Required task –
Locate every line in the records below that contains the word "this", and copy each one.

>> begin Dataset content

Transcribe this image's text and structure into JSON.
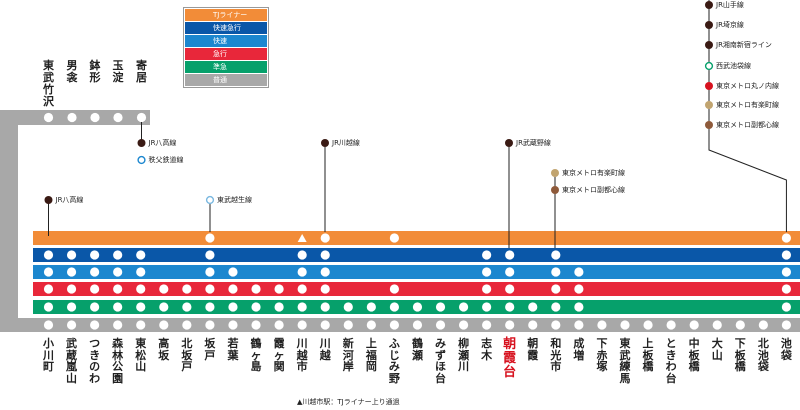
{
  "legend": [
    {
      "label": "TJライナー",
      "color": "#f28c38"
    },
    {
      "label": "快速急行",
      "color": "#0a57a8"
    },
    {
      "label": "快速",
      "color": "#1c87cf"
    },
    {
      "label": "急行",
      "color": "#e8273a"
    },
    {
      "label": "準急",
      "color": "#06a06b"
    },
    {
      "label": "普通",
      "color": "#a8a8a8"
    }
  ],
  "stations": [
    "小川町",
    "武蔵嵐山",
    "つきのわ",
    "森林公園",
    "東松山",
    "高坂",
    "北坂戸",
    "坂戸",
    "若葉",
    "鶴ヶ島",
    "霞ヶ関",
    "川越市",
    "川越",
    "新河岸",
    "上福岡",
    "ふじみ野",
    "鶴瀬",
    "みずほ台",
    "柳瀬川",
    "志木",
    "朝霞台",
    "朝霞",
    "和光市",
    "成増",
    "下赤塚",
    "東武練馬",
    "上板橋",
    "ときわ台",
    "中板橋",
    "大山",
    "下板橋",
    "北池袋",
    "池袋"
  ],
  "highlight_station": "朝霞台",
  "ogose_stations": [
    "東武竹沢",
    "男衾",
    "鉢形",
    "玉淀",
    "寄居"
  ],
  "stops": {
    "TJライナー": [
      "坂戸",
      "川越",
      "ふじみ野",
      "池袋"
    ],
    "TJライナー_note_station": "川越市",
    "快速急行": [
      "小川町",
      "武蔵嵐山",
      "つきのわ",
      "森林公園",
      "東松山",
      "坂戸",
      "川越市",
      "川越",
      "志木",
      "朝霞台",
      "和光市",
      "池袋"
    ],
    "快速": [
      "小川町",
      "武蔵嵐山",
      "つきのわ",
      "森林公園",
      "東松山",
      "坂戸",
      "若葉",
      "川越市",
      "川越",
      "志木",
      "朝霞台",
      "和光市",
      "成増",
      "池袋"
    ],
    "急行": [
      "小川町",
      "武蔵嵐山",
      "つきのわ",
      "森林公園",
      "東松山",
      "高坂",
      "北坂戸",
      "坂戸",
      "若葉",
      "鶴ヶ島",
      "霞ヶ関",
      "川越市",
      "川越",
      "ふじみ野",
      "志木",
      "朝霞台",
      "和光市",
      "成増",
      "池袋"
    ],
    "準急": [
      "小川町",
      "武蔵嵐山",
      "つきのわ",
      "森林公園",
      "東松山",
      "高坂",
      "北坂戸",
      "坂戸",
      "若葉",
      "鶴ヶ島",
      "霞ヶ関",
      "川越市",
      "川越",
      "新河岸",
      "上福岡",
      "ふじみ野",
      "鶴瀬",
      "みずほ台",
      "柳瀬川",
      "志木",
      "朝霞台",
      "朝霞",
      "和光市",
      "成増",
      "池袋"
    ],
    "普通": "all"
  },
  "connections": [
    {
      "station": "小川町",
      "lines": [
        {
          "name": "JR八高線",
          "type": "dark"
        }
      ]
    },
    {
      "station": "寄居",
      "lines": [
        {
          "name": "JR八高線",
          "type": "dark"
        },
        {
          "name": "秩父鉄道線",
          "type": "ring-blue"
        }
      ]
    },
    {
      "station": "坂戸",
      "lines": [
        {
          "name": "東武越生線",
          "type": "ring-sky"
        }
      ]
    },
    {
      "station": "川越",
      "lines": [
        {
          "name": "JR川越線",
          "type": "dark"
        }
      ]
    },
    {
      "station": "朝霞台",
      "lines": [
        {
          "name": "JR武蔵野線",
          "type": "dark"
        }
      ]
    },
    {
      "station": "和光市",
      "lines": [
        {
          "name": "東京メトロ有楽町線",
          "type": "gold"
        },
        {
          "name": "東京メトロ副都心線",
          "type": "brown"
        }
      ]
    },
    {
      "station": "池袋",
      "lines": [
        {
          "name": "JR山手線",
          "type": "dark"
        },
        {
          "name": "JR埼京線",
          "type": "dark"
        },
        {
          "name": "JR湘南新宿ライン",
          "type": "dark"
        },
        {
          "name": "西武池袋線",
          "type": "ring-green"
        },
        {
          "name": "東京メトロ丸ノ内線",
          "type": "red"
        },
        {
          "name": "東京メトロ有楽町線",
          "type": "gold"
        },
        {
          "name": "東京メトロ副都心線",
          "type": "brown"
        }
      ]
    }
  ],
  "footnote": "▲川越市駅：TJライナー上り通過"
}
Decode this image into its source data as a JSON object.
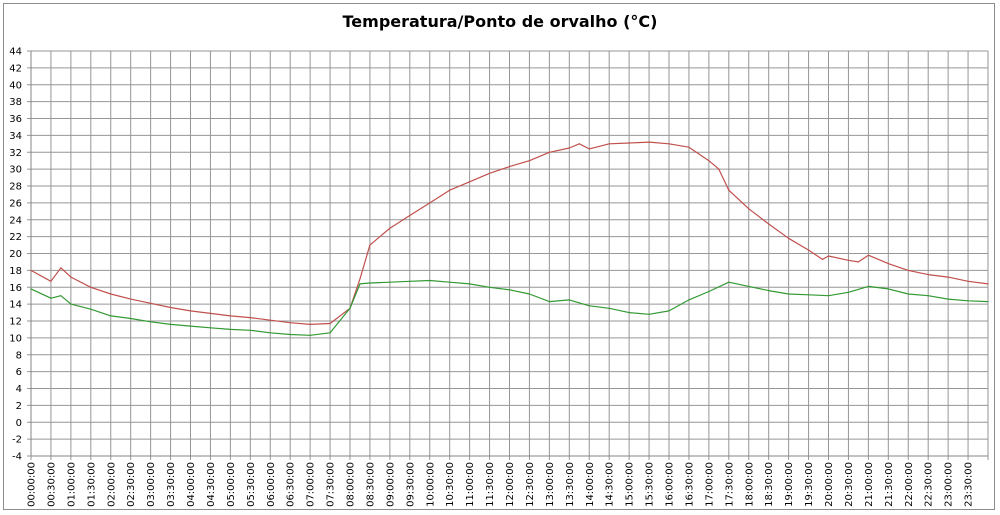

>> end Dataset content

The completed task –
Transcribe this image's text and structure into JSON.
Decode this image into its source data as a JSON object.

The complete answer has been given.